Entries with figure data
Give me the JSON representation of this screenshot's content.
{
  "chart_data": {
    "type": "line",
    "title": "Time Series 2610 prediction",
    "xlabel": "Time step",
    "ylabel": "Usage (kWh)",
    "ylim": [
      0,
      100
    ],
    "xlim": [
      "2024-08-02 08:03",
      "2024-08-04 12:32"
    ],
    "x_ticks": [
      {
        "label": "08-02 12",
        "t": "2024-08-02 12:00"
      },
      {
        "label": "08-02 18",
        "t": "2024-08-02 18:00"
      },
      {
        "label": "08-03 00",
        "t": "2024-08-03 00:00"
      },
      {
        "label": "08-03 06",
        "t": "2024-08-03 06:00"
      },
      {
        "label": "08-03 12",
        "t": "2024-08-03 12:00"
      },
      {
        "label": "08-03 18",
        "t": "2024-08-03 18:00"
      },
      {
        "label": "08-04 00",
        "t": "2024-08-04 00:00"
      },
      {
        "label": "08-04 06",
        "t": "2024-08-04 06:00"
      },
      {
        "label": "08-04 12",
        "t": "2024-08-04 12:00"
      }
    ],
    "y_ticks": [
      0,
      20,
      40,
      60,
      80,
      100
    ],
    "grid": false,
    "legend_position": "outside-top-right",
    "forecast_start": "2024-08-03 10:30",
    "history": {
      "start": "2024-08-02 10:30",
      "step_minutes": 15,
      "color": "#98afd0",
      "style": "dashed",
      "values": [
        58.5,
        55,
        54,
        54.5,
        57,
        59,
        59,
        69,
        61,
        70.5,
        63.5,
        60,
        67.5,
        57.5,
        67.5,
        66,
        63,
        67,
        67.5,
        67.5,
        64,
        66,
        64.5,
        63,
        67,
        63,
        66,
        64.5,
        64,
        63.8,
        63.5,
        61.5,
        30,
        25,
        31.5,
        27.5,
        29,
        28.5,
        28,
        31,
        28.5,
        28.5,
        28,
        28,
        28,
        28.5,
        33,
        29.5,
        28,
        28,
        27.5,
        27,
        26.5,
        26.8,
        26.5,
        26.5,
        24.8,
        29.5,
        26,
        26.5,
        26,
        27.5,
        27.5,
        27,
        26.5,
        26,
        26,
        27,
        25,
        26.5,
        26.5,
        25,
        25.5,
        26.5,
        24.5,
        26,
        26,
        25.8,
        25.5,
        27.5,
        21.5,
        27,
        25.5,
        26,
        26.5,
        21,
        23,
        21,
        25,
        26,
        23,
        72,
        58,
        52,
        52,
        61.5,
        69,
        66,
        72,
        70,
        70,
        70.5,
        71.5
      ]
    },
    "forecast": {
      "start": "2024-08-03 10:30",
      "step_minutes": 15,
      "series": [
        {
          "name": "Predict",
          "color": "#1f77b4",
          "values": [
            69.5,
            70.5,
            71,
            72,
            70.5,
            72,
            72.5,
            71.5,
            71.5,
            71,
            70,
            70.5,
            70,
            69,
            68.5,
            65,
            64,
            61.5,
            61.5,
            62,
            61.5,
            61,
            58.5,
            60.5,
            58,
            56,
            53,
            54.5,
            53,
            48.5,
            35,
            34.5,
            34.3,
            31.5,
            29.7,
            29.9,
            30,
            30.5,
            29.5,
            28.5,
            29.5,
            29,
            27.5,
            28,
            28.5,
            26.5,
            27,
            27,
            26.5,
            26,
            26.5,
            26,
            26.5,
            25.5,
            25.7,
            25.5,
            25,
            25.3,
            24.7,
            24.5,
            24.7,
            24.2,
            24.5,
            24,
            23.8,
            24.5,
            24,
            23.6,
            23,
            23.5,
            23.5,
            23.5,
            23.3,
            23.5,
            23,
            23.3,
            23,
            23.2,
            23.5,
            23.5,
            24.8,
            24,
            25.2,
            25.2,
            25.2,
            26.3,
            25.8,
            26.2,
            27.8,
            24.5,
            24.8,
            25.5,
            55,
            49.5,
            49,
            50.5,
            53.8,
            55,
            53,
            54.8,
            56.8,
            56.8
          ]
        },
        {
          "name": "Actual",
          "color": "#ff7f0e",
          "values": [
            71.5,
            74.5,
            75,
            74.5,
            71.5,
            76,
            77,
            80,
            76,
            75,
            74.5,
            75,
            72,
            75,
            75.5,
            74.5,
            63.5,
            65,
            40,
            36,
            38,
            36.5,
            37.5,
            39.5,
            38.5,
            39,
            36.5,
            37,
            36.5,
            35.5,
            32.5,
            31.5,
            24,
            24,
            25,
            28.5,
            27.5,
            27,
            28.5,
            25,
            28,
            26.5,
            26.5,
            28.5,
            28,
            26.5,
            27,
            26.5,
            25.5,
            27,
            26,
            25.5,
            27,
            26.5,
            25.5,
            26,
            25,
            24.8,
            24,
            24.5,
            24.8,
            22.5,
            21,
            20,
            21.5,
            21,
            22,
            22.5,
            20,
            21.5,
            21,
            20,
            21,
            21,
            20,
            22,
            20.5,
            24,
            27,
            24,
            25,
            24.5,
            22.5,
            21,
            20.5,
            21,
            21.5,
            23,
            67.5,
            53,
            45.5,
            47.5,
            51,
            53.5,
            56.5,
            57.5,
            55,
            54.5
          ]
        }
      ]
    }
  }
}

---

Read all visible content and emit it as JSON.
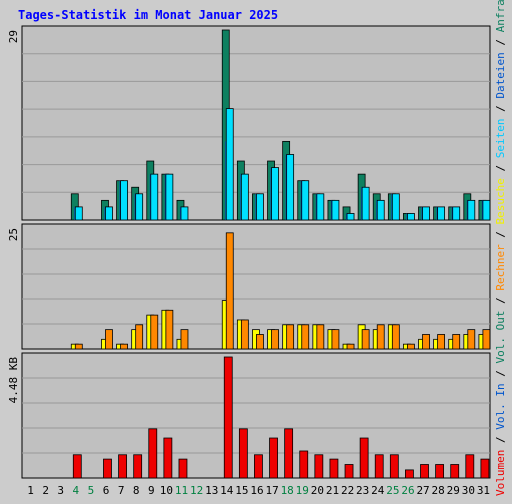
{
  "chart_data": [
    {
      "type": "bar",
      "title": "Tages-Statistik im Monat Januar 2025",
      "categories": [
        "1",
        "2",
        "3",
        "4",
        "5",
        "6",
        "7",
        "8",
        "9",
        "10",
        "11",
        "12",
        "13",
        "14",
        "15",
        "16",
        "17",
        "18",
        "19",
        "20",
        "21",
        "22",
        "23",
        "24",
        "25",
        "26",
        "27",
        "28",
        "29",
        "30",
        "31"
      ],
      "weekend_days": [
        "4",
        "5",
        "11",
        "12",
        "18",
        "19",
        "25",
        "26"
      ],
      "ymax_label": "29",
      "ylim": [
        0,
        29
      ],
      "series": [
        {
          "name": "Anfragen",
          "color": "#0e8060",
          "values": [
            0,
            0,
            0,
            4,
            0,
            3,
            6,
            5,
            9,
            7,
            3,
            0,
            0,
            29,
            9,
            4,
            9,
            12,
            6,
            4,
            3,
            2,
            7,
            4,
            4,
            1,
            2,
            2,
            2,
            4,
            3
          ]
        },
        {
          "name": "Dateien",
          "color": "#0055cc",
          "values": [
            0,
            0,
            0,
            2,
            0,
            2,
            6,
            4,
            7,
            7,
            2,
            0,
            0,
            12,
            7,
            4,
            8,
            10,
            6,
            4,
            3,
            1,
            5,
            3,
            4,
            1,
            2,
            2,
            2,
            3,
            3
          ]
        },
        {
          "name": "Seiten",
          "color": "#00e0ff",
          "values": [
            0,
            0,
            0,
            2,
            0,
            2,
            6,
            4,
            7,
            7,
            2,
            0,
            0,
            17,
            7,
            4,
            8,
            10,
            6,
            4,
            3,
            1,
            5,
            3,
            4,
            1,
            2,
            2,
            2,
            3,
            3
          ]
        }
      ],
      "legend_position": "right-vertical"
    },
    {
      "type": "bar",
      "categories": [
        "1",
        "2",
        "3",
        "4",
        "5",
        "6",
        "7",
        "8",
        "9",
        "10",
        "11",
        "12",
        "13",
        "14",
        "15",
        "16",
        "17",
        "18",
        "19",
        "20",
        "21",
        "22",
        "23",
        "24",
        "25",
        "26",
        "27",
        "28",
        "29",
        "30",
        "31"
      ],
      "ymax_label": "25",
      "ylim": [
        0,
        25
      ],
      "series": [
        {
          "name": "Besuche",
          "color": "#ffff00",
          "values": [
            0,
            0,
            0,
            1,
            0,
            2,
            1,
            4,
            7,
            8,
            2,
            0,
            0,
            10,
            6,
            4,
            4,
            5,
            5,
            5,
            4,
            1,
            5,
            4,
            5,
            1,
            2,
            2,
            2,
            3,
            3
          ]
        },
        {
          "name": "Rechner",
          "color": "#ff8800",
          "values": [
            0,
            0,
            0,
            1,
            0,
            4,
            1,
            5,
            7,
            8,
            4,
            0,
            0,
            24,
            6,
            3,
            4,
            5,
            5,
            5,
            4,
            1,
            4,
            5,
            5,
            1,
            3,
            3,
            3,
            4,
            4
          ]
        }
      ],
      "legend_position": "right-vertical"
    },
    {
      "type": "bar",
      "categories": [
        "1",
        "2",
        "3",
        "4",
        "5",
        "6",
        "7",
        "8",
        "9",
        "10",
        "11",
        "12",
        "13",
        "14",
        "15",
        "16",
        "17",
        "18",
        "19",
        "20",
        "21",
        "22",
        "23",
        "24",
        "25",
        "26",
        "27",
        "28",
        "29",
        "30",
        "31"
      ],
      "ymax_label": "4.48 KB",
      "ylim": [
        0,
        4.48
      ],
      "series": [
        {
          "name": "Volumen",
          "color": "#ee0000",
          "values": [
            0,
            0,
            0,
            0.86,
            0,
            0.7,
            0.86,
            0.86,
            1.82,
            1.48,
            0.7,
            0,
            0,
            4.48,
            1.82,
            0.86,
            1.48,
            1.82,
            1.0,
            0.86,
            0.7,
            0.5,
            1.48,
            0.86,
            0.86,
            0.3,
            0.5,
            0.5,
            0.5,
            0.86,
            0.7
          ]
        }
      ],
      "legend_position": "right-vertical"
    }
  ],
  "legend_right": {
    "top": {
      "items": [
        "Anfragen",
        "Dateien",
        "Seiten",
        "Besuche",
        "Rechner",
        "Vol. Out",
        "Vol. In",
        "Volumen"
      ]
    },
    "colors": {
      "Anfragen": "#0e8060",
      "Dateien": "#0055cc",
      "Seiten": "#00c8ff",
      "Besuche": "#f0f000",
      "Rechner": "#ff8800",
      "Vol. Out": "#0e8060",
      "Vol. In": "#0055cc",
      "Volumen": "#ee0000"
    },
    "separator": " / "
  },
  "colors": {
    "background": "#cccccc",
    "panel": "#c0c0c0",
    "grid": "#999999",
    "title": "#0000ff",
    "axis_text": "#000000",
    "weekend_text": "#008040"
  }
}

What is needed:
Determine the number of lines in the records that include the string "Volumen", and respond with that number only.

Solution for this exercise:
3